[Set task]:
Your task is to copy every line of this material exactly.
--- START Records for processing ---
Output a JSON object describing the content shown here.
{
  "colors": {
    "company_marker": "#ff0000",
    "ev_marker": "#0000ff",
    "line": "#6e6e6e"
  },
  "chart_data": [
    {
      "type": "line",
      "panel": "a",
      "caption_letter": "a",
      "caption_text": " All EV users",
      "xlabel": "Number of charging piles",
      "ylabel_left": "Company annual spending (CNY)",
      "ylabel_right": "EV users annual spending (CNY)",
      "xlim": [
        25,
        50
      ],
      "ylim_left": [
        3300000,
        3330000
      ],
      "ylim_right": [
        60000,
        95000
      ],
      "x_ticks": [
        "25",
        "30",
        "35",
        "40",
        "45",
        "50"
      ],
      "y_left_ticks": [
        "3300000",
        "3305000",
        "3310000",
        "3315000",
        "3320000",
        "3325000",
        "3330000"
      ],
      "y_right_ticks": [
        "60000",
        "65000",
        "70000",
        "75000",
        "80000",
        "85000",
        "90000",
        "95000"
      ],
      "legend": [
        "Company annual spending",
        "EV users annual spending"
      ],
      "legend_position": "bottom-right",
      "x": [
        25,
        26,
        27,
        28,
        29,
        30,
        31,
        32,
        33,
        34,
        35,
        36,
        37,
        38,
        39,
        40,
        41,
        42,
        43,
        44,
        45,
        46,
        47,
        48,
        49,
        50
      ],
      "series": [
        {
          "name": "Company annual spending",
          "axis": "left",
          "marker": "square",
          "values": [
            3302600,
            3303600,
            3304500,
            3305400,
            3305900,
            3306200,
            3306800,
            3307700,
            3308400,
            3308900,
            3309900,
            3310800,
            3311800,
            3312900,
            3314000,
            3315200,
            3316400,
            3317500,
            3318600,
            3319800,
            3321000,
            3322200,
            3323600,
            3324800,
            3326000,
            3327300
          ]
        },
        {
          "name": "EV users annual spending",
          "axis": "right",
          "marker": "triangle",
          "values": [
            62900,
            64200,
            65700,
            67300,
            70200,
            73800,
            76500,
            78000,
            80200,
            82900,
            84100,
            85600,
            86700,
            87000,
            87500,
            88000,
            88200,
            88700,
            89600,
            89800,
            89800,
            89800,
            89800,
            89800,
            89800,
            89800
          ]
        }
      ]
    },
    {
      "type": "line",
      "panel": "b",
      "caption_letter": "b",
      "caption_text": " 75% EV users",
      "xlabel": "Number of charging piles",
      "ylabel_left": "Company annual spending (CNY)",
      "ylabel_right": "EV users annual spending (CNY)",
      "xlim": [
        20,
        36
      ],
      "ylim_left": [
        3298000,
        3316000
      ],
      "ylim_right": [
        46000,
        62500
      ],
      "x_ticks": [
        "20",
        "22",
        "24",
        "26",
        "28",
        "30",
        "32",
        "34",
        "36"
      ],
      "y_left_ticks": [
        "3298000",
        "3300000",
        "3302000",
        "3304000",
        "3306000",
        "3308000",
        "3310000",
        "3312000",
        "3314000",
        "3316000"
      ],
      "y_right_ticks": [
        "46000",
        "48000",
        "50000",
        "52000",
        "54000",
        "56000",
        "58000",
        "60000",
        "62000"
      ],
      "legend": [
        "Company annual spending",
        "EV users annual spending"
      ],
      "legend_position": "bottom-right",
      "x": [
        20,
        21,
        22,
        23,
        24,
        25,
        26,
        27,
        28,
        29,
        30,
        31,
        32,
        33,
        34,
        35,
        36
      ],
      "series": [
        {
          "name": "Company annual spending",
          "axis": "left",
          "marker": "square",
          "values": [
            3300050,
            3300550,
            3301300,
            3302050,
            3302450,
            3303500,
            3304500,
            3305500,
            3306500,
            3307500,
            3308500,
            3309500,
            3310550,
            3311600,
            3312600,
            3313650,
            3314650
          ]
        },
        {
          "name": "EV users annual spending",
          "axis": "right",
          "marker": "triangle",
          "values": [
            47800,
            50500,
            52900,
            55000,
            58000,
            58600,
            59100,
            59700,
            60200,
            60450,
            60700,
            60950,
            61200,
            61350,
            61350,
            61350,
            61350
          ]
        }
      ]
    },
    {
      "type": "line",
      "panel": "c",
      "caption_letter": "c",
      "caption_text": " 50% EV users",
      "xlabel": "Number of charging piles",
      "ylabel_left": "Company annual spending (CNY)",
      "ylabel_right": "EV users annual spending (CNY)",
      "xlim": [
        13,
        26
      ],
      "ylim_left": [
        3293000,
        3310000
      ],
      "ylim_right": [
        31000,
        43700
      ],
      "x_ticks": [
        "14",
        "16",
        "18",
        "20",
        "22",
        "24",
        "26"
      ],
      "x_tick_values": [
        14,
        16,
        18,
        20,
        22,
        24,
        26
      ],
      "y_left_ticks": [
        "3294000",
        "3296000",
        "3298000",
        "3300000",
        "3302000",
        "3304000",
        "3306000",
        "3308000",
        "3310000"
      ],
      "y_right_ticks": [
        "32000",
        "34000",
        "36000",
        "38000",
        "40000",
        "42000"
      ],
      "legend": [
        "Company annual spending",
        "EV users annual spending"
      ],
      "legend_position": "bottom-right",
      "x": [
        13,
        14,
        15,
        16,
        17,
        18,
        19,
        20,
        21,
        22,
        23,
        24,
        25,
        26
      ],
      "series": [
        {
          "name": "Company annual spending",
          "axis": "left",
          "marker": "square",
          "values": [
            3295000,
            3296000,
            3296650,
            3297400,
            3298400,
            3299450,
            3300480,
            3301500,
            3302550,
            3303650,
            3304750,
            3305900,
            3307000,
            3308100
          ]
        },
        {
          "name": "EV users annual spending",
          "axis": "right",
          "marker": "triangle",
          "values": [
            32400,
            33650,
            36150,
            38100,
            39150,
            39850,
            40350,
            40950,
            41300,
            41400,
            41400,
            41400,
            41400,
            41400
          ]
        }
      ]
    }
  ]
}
--- END Records for processing ---
[The result]:
Output a JSON object describing the content shown here.
{
  "colors": {
    "company_marker": "#ff0000",
    "ev_marker": "#0000ff",
    "line": "#6e6e6e"
  },
  "chart_data": [
    {
      "type": "line",
      "panel": "a",
      "caption_letter": "a",
      "caption_text": " All EV users",
      "xlabel": "Number of charging piles",
      "ylabel_left": "Company annual spending (CNY)",
      "ylabel_right": "EV users annual spending (CNY)",
      "xlim": [
        25,
        50
      ],
      "ylim_left": [
        3300000,
        3330000
      ],
      "ylim_right": [
        60000,
        95000
      ],
      "x_ticks": [
        "25",
        "30",
        "35",
        "40",
        "45",
        "50"
      ],
      "y_left_ticks": [
        "3300000",
        "3305000",
        "3310000",
        "3315000",
        "3320000",
        "3325000",
        "3330000"
      ],
      "y_right_ticks": [
        "60000",
        "65000",
        "70000",
        "75000",
        "80000",
        "85000",
        "90000",
        "95000"
      ],
      "legend": [
        "Company annual spending",
        "EV users annual spending"
      ],
      "legend_position": "bottom-right",
      "x": [
        25,
        26,
        27,
        28,
        29,
        30,
        31,
        32,
        33,
        34,
        35,
        36,
        37,
        38,
        39,
        40,
        41,
        42,
        43,
        44,
        45,
        46,
        47,
        48,
        49,
        50
      ],
      "series": [
        {
          "name": "Company annual spending",
          "axis": "left",
          "marker": "square",
          "values": [
            3302600,
            3303600,
            3304500,
            3305400,
            3305900,
            3306200,
            3306800,
            3307700,
            3308400,
            3308900,
            3309900,
            3310800,
            3311800,
            3312900,
            3314000,
            3315200,
            3316400,
            3317500,
            3318600,
            3319800,
            3321000,
            3322200,
            3323600,
            3324800,
            3326000,
            3327300
          ]
        },
        {
          "name": "EV users annual spending",
          "axis": "right",
          "marker": "triangle",
          "values": [
            62900,
            64200,
            65700,
            67300,
            70200,
            73800,
            76500,
            78000,
            80200,
            82900,
            84100,
            85600,
            86700,
            87000,
            87500,
            88000,
            88200,
            88700,
            89600,
            89800,
            89800,
            89800,
            89800,
            89800,
            89800,
            89800
          ]
        }
      ]
    },
    {
      "type": "line",
      "panel": "b",
      "caption_letter": "b",
      "caption_text": " 75% EV users",
      "xlabel": "Number of charging piles",
      "ylabel_left": "Company annual spending (CNY)",
      "ylabel_right": "EV users annual spending (CNY)",
      "xlim": [
        20,
        36
      ],
      "ylim_left": [
        3298000,
        3316000
      ],
      "ylim_right": [
        46000,
        62500
      ],
      "x_ticks": [
        "20",
        "22",
        "24",
        "26",
        "28",
        "30",
        "32",
        "34",
        "36"
      ],
      "y_left_ticks": [
        "3298000",
        "3300000",
        "3302000",
        "3304000",
        "3306000",
        "3308000",
        "3310000",
        "3312000",
        "3314000",
        "3316000"
      ],
      "y_right_ticks": [
        "46000",
        "48000",
        "50000",
        "52000",
        "54000",
        "56000",
        "58000",
        "60000",
        "62000"
      ],
      "legend": [
        "Company annual spending",
        "EV users annual spending"
      ],
      "legend_position": "bottom-right",
      "x": [
        20,
        21,
        22,
        23,
        24,
        25,
        26,
        27,
        28,
        29,
        30,
        31,
        32,
        33,
        34,
        35,
        36
      ],
      "series": [
        {
          "name": "Company annual spending",
          "axis": "left",
          "marker": "square",
          "values": [
            3300050,
            3300550,
            3301300,
            3302050,
            3302450,
            3303500,
            3304500,
            3305500,
            3306500,
            3307500,
            3308500,
            3309500,
            3310550,
            3311600,
            3312600,
            3313650,
            3314650
          ]
        },
        {
          "name": "EV users annual spending",
          "axis": "right",
          "marker": "triangle",
          "values": [
            47800,
            50500,
            52900,
            55000,
            58000,
            58600,
            59100,
            59700,
            60200,
            60450,
            60700,
            60950,
            61200,
            61350,
            61350,
            61350,
            61350
          ]
        }
      ]
    },
    {
      "type": "line",
      "panel": "c",
      "caption_letter": "c",
      "caption_text": " 50% EV users",
      "xlabel": "Number of charging piles",
      "ylabel_left": "Company annual spending (CNY)",
      "ylabel_right": "EV users annual spending (CNY)",
      "xlim": [
        13,
        26
      ],
      "ylim_left": [
        3293000,
        3310000
      ],
      "ylim_right": [
        31000,
        43700
      ],
      "x_ticks": [
        "14",
        "16",
        "18",
        "20",
        "22",
        "24",
        "26"
      ],
      "x_tick_values": [
        14,
        16,
        18,
        20,
        22,
        24,
        26
      ],
      "y_left_ticks": [
        "3294000",
        "3296000",
        "3298000",
        "3300000",
        "3302000",
        "3304000",
        "3306000",
        "3308000",
        "3310000"
      ],
      "y_right_ticks": [
        "32000",
        "34000",
        "36000",
        "38000",
        "40000",
        "42000"
      ],
      "legend": [
        "Company annual spending",
        "EV users annual spending"
      ],
      "legend_position": "bottom-right",
      "x": [
        13,
        14,
        15,
        16,
        17,
        18,
        19,
        20,
        21,
        22,
        23,
        24,
        25,
        26
      ],
      "series": [
        {
          "name": "Company annual spending",
          "axis": "left",
          "marker": "square",
          "values": [
            3295000,
            3296000,
            3296650,
            3297400,
            3298400,
            3299450,
            3300480,
            3301500,
            3302550,
            3303650,
            3304750,
            3305900,
            3307000,
            3308100
          ]
        },
        {
          "name": "EV users annual spending",
          "axis": "right",
          "marker": "triangle",
          "values": [
            32400,
            33650,
            36150,
            38100,
            39150,
            39850,
            40350,
            40950,
            41300,
            41400,
            41400,
            41400,
            41400,
            41400
          ]
        }
      ]
    }
  ]
}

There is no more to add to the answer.